[[ Data, beginning ]]

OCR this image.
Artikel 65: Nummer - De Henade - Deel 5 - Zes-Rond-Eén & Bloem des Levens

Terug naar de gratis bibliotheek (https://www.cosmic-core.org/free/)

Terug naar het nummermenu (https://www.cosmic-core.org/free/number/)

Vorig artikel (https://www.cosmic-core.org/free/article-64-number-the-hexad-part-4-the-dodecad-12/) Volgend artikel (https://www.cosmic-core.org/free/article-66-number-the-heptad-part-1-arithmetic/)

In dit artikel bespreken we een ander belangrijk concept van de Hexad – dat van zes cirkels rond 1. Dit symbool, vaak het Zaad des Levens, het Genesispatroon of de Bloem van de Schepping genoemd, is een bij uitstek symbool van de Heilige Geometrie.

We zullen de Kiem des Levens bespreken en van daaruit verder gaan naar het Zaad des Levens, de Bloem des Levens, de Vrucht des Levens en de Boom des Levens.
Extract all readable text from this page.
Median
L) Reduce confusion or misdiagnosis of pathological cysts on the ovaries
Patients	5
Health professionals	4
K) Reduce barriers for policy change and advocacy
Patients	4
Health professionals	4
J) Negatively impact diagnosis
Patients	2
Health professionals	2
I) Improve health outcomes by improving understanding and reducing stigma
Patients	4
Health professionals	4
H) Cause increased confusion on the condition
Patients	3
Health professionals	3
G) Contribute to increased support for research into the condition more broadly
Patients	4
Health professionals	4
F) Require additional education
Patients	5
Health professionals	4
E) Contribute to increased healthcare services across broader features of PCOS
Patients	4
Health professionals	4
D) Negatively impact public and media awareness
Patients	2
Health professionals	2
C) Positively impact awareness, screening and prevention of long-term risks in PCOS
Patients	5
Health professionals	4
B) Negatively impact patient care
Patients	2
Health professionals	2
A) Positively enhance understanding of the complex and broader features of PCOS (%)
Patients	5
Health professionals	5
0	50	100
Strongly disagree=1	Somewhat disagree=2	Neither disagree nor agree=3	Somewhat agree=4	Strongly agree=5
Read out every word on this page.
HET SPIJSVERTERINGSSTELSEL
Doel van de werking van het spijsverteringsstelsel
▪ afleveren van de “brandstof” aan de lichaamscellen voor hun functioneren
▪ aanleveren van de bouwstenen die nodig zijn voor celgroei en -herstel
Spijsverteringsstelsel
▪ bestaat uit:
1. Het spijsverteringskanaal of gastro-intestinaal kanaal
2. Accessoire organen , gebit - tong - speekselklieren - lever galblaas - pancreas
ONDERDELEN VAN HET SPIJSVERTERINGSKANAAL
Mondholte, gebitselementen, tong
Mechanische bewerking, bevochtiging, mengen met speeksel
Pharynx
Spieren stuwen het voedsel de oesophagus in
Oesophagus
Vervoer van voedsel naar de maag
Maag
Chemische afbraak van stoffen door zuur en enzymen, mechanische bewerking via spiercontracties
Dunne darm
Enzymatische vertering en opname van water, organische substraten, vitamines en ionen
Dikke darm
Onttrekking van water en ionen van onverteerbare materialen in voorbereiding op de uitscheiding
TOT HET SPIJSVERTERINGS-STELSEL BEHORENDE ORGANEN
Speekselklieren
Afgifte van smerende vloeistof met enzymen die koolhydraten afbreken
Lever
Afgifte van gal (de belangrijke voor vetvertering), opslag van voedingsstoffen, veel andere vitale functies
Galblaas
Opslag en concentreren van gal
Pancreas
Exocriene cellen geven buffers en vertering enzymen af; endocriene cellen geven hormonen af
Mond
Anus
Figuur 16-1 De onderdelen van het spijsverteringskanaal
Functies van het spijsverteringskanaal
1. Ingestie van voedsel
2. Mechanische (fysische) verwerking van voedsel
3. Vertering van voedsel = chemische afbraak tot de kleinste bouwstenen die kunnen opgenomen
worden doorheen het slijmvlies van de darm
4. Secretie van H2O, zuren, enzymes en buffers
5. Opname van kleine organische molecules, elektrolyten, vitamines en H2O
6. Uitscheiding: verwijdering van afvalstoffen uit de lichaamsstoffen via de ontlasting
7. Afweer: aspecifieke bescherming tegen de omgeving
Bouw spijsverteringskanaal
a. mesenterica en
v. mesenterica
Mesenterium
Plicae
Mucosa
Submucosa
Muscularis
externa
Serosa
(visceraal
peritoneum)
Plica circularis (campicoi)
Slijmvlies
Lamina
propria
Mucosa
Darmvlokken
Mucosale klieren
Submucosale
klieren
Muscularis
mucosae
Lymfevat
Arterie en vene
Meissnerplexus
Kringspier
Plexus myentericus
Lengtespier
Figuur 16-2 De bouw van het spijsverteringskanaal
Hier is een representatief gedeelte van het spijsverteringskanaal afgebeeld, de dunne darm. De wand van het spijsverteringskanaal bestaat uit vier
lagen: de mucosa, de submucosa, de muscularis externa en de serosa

[[ Data, end ]]

_About this task_. In the records above, some lines may contain the word "understanding"; copy every one of them.

_Exercise result_.
I) Improve health outcomes by improving understanding and reducing stigma
A) Positively enhance understanding of the complex and broader features of PCOS (%)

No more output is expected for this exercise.